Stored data
========================================================================
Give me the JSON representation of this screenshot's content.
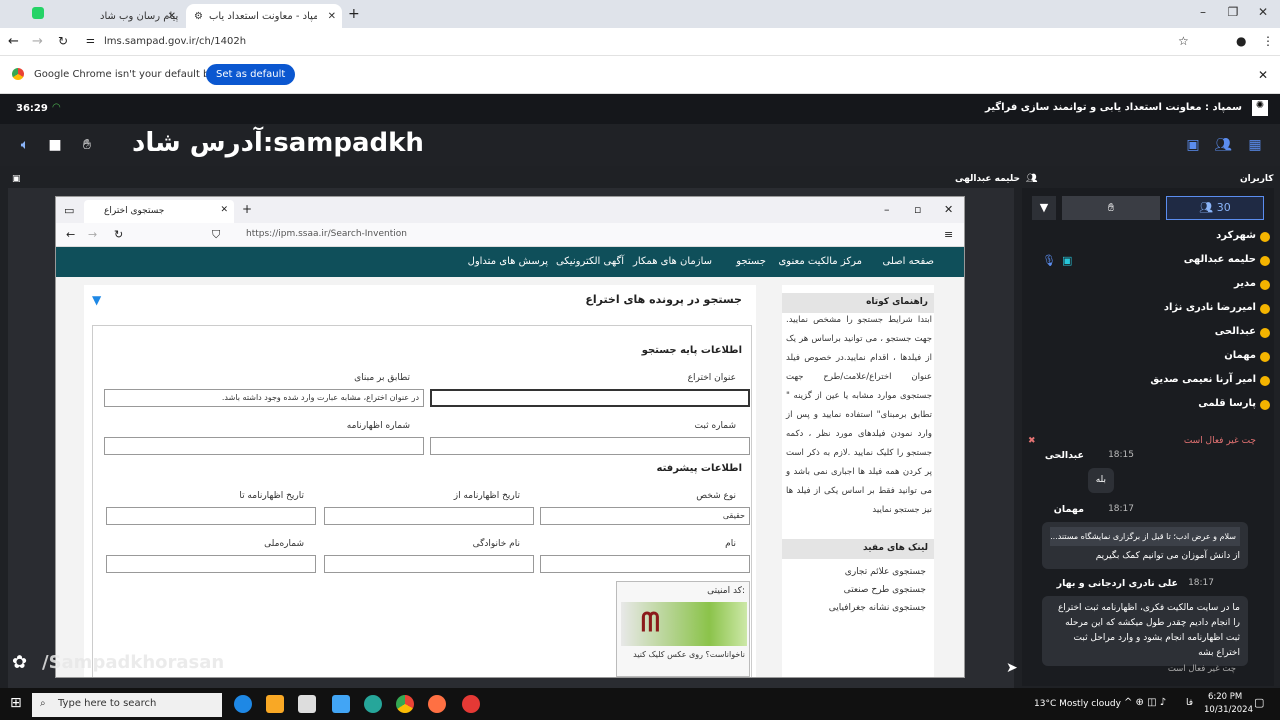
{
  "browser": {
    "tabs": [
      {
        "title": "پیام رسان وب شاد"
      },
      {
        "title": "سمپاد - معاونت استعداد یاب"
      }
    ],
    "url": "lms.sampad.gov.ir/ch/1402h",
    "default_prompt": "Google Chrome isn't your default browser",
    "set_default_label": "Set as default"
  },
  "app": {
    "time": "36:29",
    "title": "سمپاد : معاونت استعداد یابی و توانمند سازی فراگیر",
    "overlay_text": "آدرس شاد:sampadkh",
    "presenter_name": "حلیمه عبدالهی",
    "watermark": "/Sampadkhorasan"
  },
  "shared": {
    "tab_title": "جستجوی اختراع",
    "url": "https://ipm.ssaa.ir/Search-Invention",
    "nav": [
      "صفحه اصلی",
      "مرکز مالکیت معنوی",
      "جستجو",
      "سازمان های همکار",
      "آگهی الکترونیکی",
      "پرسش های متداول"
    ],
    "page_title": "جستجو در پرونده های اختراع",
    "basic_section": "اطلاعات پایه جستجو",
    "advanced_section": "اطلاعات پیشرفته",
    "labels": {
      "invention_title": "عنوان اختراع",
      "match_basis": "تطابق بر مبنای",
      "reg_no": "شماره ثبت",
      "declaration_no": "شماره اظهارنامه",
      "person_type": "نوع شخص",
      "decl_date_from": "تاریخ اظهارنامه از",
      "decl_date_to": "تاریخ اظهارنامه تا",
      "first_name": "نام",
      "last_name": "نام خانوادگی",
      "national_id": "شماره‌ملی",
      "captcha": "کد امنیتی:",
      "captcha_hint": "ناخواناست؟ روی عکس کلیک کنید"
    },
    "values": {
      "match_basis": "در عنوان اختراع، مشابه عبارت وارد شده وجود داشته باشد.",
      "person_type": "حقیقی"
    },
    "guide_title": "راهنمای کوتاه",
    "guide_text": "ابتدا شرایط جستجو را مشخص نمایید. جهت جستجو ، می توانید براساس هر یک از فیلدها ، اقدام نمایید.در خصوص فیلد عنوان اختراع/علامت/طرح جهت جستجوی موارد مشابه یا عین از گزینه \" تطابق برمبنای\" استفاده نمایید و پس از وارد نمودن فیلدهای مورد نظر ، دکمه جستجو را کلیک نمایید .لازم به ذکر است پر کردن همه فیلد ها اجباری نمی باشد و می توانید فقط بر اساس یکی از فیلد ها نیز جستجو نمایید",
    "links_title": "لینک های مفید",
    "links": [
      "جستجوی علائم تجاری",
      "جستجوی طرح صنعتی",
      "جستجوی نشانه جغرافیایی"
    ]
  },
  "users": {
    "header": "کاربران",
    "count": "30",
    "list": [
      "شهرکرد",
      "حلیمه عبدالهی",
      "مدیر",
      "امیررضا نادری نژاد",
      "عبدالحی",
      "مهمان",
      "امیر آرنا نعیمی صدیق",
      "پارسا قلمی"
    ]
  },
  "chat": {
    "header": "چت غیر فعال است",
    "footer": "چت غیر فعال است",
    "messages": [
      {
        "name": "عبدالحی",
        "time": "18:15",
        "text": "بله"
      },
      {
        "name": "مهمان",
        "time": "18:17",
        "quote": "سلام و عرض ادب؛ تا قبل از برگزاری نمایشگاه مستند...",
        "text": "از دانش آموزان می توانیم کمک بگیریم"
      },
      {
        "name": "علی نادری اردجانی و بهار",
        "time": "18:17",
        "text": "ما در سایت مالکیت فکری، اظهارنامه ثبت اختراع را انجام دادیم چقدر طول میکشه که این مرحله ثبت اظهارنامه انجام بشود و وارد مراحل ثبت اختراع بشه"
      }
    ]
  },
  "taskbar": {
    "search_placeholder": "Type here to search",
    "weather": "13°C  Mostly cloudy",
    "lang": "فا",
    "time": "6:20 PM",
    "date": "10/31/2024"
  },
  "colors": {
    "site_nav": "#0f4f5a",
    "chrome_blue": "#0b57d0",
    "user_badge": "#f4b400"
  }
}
========================================================================
§ **WRITTEN PROBLEM**: Each line containing "default" counts once; state the total number of such lines and nothing else.

§ **RESULT BELOW**: 2